Goal: State how many lines hold the string "latency". Give the number and nothing else.

Material for this exercise:
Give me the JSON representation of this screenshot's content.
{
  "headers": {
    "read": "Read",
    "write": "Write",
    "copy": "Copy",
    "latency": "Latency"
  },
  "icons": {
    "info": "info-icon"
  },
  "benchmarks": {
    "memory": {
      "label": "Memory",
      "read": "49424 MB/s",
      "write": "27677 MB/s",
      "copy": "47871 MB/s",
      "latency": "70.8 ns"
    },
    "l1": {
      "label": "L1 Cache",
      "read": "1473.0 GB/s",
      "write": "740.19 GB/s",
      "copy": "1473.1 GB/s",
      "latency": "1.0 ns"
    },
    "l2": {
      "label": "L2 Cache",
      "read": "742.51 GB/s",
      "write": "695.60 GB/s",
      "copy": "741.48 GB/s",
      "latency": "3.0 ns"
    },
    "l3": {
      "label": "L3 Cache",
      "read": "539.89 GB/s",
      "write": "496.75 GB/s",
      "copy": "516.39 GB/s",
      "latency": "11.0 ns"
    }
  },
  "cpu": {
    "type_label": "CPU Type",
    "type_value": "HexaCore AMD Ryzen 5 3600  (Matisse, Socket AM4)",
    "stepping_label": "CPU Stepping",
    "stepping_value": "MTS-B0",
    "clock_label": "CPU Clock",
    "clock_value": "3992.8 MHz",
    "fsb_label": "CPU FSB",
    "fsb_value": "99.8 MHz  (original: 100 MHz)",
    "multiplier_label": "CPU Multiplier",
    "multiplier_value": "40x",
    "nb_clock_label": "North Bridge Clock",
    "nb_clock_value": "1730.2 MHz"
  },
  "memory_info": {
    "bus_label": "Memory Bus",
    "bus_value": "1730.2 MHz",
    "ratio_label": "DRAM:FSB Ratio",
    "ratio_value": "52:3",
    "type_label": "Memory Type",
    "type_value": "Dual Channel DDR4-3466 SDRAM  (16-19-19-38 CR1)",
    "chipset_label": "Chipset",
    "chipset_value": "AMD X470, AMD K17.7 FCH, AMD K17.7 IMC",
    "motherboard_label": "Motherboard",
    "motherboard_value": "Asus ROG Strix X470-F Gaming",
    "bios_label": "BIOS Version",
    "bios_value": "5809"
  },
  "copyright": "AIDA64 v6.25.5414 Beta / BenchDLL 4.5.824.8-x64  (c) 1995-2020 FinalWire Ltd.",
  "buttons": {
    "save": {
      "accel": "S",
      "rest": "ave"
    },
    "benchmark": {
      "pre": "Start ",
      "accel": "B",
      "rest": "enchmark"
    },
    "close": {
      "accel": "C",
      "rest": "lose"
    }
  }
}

Answer to this problem: 5